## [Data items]
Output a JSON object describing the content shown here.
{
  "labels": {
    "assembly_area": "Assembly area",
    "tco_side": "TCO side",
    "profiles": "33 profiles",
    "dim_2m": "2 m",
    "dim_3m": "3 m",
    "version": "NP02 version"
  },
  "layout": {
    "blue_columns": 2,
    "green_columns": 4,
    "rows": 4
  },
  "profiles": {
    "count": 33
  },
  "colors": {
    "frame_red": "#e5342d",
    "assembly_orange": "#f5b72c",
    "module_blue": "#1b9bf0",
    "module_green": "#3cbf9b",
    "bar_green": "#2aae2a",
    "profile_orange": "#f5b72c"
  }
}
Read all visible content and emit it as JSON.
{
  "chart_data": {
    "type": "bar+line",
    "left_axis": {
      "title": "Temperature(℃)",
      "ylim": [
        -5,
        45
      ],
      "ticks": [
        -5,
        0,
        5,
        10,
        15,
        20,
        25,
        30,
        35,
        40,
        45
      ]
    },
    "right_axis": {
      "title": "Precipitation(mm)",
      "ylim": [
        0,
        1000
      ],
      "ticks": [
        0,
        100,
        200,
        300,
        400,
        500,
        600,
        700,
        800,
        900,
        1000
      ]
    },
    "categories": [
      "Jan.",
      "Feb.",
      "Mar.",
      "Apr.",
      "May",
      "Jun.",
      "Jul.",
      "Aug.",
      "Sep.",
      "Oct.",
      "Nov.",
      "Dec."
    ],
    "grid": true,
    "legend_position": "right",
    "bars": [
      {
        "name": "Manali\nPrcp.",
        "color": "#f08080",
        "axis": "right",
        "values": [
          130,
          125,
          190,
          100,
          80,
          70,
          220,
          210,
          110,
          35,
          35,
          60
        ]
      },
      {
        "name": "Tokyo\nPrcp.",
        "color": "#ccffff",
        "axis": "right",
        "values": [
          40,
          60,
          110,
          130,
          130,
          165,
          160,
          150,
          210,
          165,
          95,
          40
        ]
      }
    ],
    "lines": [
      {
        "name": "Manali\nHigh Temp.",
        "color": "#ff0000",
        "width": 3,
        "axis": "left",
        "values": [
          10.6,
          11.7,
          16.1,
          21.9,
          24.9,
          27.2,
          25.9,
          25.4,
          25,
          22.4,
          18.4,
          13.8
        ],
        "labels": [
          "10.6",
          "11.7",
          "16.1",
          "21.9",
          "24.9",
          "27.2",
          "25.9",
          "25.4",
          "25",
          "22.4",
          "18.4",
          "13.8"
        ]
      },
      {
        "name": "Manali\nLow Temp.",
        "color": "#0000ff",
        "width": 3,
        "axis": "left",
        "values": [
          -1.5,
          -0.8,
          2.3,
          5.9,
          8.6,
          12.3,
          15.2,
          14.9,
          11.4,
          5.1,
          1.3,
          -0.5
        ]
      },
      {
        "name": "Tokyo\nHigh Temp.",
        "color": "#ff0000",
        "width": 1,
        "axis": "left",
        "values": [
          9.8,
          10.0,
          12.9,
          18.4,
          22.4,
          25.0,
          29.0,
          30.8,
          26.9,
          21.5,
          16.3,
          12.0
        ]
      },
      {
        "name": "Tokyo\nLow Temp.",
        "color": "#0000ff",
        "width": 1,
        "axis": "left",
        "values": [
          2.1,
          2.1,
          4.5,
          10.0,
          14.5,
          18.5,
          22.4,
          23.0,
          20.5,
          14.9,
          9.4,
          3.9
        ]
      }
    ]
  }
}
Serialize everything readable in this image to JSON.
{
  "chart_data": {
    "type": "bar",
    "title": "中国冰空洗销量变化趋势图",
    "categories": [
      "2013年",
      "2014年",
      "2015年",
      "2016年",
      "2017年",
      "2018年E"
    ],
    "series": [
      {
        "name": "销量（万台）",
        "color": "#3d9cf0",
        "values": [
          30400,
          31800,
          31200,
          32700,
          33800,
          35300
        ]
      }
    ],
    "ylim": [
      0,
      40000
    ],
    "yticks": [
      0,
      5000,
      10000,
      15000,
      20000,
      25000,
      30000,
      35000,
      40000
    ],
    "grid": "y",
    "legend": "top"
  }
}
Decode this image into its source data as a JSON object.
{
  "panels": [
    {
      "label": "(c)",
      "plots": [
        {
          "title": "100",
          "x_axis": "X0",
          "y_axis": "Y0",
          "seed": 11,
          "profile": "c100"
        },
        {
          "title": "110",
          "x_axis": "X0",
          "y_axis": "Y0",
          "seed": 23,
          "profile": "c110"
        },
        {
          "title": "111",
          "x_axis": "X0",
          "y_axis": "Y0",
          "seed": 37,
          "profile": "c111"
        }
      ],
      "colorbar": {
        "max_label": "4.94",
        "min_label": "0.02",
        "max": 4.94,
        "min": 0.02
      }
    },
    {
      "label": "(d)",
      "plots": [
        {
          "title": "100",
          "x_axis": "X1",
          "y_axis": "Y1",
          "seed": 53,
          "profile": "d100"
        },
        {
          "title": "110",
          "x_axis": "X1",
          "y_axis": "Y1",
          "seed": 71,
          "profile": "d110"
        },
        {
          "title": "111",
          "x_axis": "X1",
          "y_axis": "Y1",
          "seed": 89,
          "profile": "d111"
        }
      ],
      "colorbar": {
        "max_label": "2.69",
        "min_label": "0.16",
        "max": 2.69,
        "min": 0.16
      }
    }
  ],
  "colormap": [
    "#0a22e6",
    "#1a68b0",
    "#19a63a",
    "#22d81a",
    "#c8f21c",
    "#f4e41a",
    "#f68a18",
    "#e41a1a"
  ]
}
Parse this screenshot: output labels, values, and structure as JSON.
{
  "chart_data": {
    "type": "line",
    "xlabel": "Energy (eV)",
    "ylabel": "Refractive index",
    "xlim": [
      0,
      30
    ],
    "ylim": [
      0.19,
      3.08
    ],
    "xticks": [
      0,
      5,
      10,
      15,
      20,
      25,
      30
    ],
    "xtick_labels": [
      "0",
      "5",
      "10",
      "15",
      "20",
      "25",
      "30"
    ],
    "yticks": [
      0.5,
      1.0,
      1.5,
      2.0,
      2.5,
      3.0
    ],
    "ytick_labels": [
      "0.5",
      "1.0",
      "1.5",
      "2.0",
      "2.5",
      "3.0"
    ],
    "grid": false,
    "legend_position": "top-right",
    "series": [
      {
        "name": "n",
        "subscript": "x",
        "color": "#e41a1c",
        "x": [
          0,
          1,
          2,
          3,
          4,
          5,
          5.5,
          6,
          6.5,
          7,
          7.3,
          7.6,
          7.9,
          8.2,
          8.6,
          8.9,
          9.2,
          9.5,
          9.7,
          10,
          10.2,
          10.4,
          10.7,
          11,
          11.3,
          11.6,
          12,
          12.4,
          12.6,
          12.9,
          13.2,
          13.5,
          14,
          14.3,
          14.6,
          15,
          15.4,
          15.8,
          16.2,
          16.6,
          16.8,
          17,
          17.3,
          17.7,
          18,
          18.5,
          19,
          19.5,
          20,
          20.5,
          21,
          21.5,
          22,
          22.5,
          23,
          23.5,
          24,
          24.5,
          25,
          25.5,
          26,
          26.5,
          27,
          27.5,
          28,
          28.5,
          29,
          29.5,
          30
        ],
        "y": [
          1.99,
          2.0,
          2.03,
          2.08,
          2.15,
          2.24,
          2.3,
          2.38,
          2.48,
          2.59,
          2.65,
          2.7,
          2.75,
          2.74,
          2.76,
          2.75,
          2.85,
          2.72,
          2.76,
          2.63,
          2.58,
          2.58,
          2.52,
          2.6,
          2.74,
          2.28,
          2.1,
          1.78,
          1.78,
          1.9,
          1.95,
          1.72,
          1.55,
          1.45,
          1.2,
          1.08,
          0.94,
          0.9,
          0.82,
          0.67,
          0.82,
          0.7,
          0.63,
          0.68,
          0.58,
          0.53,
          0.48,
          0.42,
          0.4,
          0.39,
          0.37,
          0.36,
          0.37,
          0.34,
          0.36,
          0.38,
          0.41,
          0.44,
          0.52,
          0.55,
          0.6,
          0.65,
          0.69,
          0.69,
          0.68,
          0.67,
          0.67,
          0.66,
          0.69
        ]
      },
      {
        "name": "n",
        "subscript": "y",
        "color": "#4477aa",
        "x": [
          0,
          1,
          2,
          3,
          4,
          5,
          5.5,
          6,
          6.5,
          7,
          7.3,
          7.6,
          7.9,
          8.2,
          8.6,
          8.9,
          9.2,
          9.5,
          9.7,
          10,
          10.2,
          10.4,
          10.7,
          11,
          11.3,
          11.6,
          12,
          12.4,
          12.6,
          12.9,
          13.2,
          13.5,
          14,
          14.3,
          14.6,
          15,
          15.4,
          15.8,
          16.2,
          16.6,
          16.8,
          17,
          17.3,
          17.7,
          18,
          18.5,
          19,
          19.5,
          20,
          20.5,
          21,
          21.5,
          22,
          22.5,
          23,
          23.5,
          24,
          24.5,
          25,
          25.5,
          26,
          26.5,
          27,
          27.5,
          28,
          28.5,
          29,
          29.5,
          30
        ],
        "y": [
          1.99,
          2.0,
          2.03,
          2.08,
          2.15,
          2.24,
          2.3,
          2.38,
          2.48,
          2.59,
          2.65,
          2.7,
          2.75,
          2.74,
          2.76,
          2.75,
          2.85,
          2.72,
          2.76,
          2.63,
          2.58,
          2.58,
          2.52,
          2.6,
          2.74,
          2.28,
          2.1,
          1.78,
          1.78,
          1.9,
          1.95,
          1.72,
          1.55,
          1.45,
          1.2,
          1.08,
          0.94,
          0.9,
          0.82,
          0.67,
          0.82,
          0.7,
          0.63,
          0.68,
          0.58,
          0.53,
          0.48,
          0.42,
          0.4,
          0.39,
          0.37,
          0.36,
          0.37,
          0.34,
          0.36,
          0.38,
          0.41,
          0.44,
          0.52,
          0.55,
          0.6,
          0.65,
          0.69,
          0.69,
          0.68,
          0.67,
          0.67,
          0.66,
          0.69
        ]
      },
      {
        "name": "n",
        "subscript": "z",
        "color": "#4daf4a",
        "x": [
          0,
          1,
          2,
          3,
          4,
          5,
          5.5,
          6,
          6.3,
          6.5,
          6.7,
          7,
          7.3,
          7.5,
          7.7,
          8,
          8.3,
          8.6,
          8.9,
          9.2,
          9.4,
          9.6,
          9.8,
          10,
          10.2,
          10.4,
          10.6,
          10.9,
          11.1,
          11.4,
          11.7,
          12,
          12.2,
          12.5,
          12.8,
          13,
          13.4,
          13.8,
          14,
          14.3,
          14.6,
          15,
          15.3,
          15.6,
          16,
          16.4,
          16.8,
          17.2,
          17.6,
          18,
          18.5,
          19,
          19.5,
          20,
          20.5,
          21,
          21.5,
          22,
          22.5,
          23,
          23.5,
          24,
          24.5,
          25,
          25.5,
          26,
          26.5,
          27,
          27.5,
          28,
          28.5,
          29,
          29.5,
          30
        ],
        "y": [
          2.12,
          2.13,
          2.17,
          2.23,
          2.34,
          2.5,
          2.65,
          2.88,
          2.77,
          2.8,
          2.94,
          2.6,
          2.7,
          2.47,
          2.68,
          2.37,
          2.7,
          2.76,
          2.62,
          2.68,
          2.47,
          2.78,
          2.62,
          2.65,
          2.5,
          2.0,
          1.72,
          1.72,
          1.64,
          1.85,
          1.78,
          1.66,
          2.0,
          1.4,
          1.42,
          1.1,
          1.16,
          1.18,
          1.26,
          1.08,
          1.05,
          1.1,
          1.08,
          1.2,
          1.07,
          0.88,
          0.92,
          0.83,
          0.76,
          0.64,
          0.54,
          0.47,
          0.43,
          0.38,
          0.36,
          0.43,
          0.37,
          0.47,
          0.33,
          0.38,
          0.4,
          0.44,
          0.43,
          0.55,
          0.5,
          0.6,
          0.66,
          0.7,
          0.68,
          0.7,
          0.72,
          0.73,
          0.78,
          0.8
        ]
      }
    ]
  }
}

## [EXERCISE INSTRUCTIONS]
Show every line where the string "Manali" appears.

## [RESULT]
        "name": "Manali\nPrcp.",
        "name": "Manali\nHigh Temp.",
        "name": "Manali\nLow Temp.",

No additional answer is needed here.